Pick up the mailing-list message about the HBase Row Cache design, not the data that follows it, and continue writing from its final sentence.

Quoted text
***
Forgot one thing ...

I'd like to share a design document regarding the Row Cache for HBase
2.x/3.x for (potential) further discussion:

https://docs.google.com/document/d/1Ag0cej2X0qNBb2HMVOJGiQdDRntqDW5n/edit?usp=sharing&ouid=107898024699489289958&rtpof=true&sd=true

Best regards,

Vladimir Rodionov

On Mon, Mar 16, 2026 at 11:37 AM Vladimir Rodionov
<[email protected]> wrote:
>
> Hi Xiao,
>
> Thank you very much for the detailed response and for sharing your
> experience. It is very interesting to hear that you implemented
> a RowCache-like mechanism internally and have been running it in
> production at large scale. CPU reduction under the same traffic is
> exactly the type of benefit
> I was hoping to see from logical row caching. From an architectural
> perspective, RowCache design takes a somewhat different approach from
> HBASE-29585.
> The implementation is a coprocessor and therefore requires no changes
> to the HBase core code path, which allows it to be deployed and
> evaluated independently.
> It also uses a cache engine (can be made easily pluggable) designed to
> store a very large number of small objects with minimal metadata
> overhead.
***
Raw data

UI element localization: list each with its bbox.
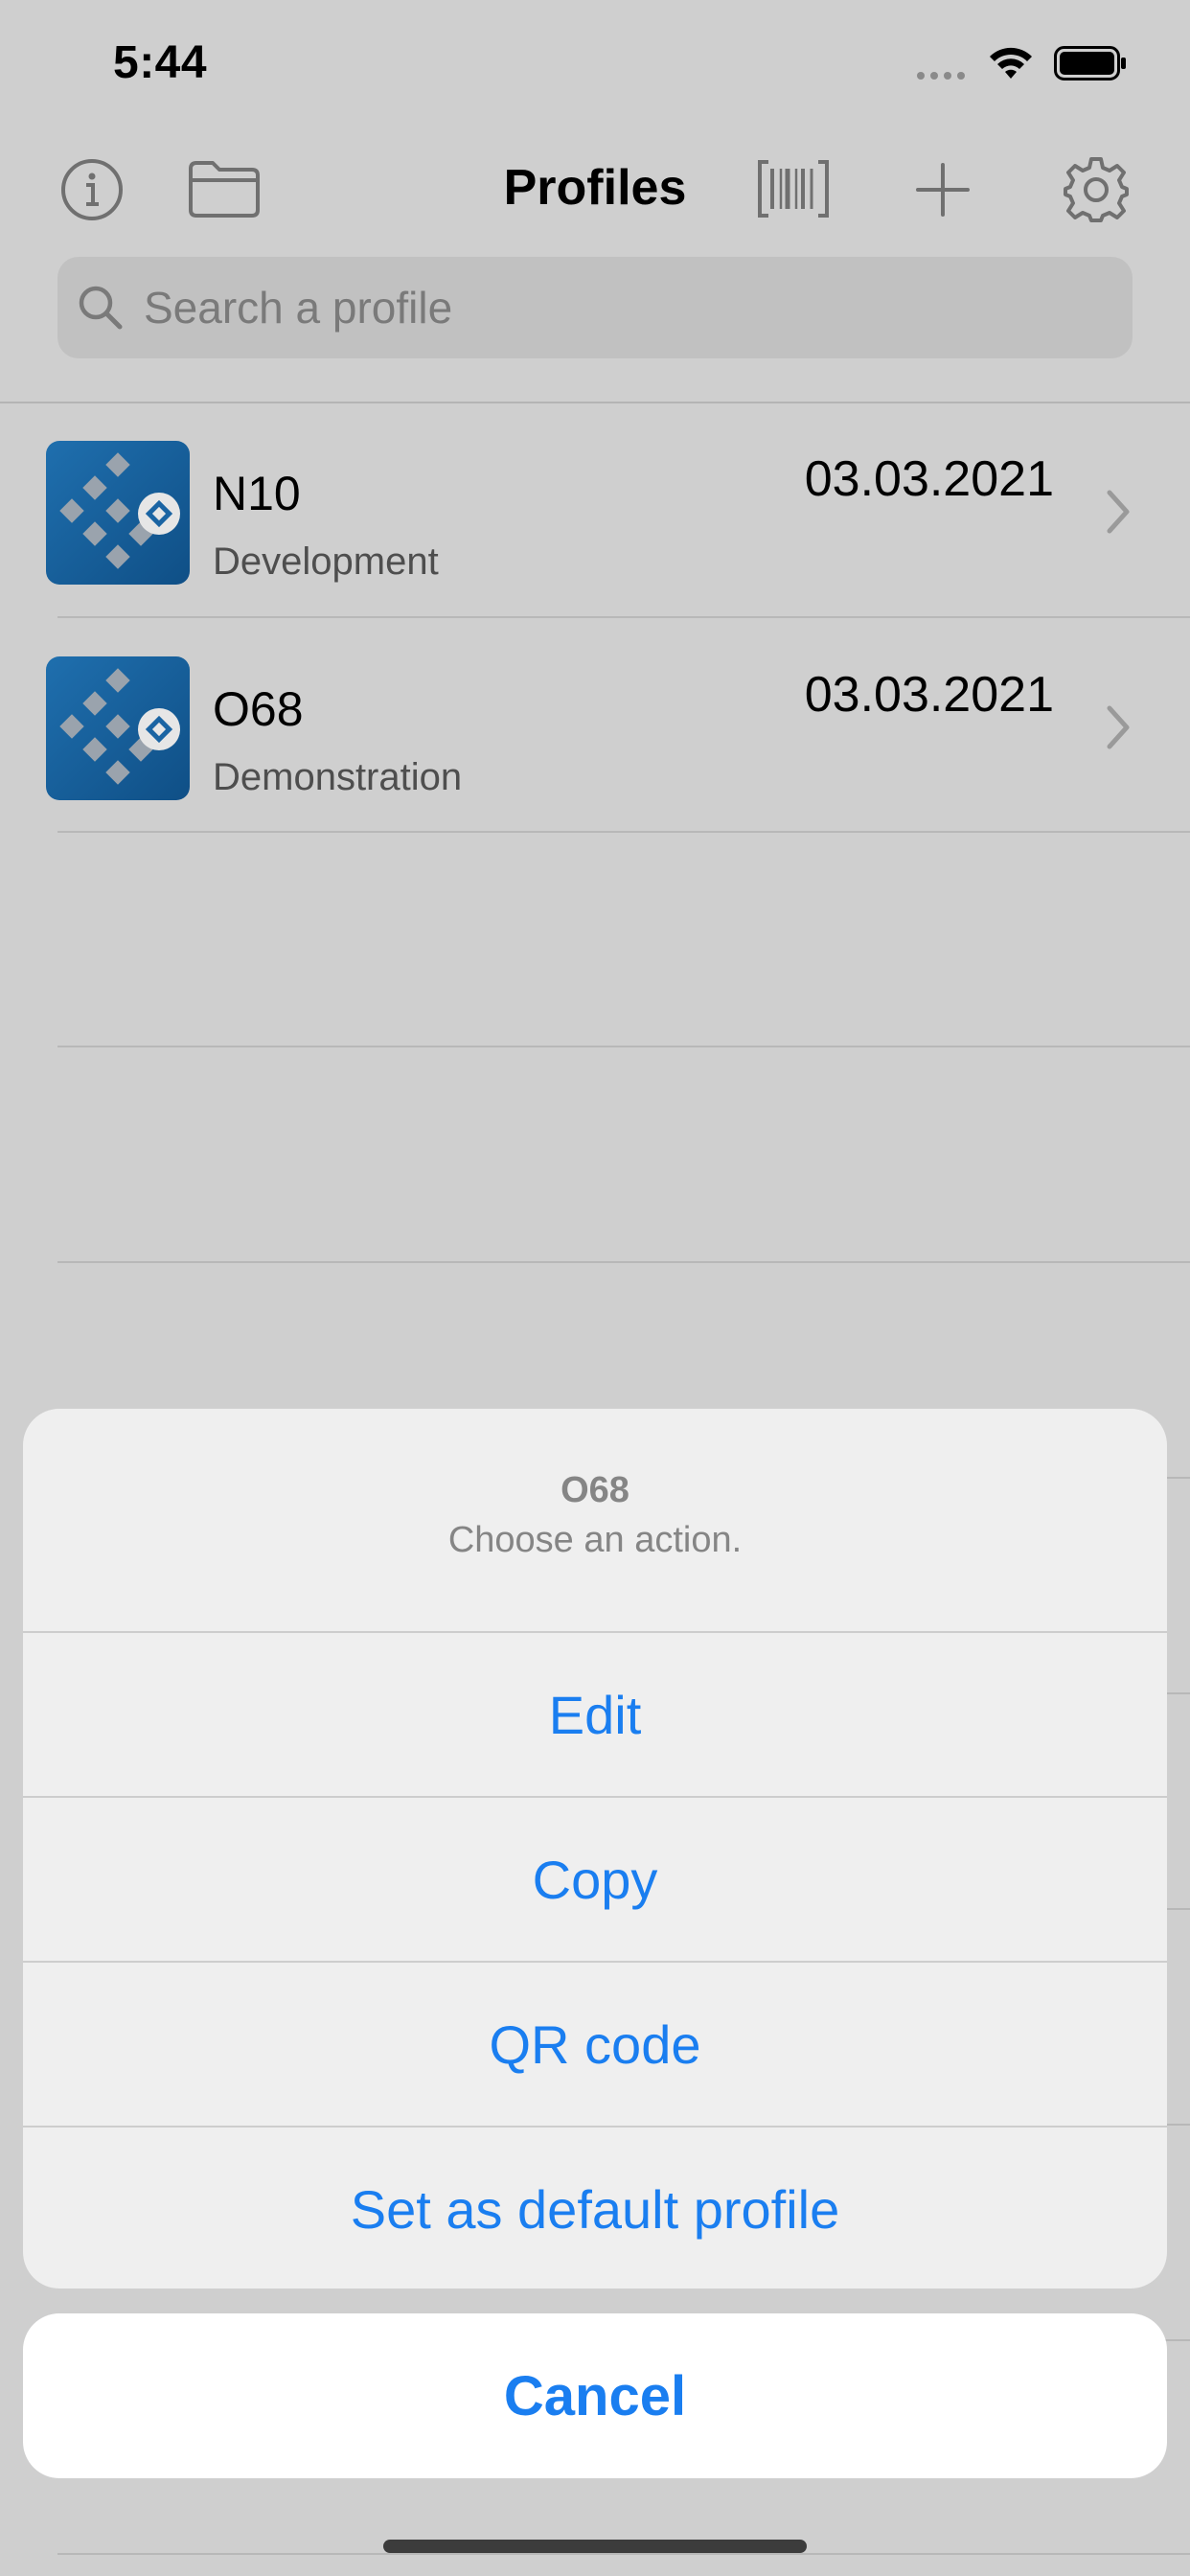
***
Task result
>
> One aspect that I found important while experimenting with row-level
> caching is the scalability of the cache storage layer when the cache
> contains a very large
> number of small entries. In many HBase workloads rows are relatively
> small, which means the cache may contain millions or even hundreds of
> millions
> of objects. In such scenarios the per-entry metadata overhead becomes
> an important factor. For this reason RowCache implementation uses a
> cache engine
>  optimized for compact storage of large numbers of small objects (it
> even creates common compression dictionaries and applies them to
> objects during
> compression reducing  memory footprint even more). This was one of the
> motivations for not reusing BucketCache directly, since its metadata
> overhead was originally designed around block-sized entries rather
> than row-sized objects. It will be interesting to see how different
> approaches behave
>  as cache entry counts grow to very large scales.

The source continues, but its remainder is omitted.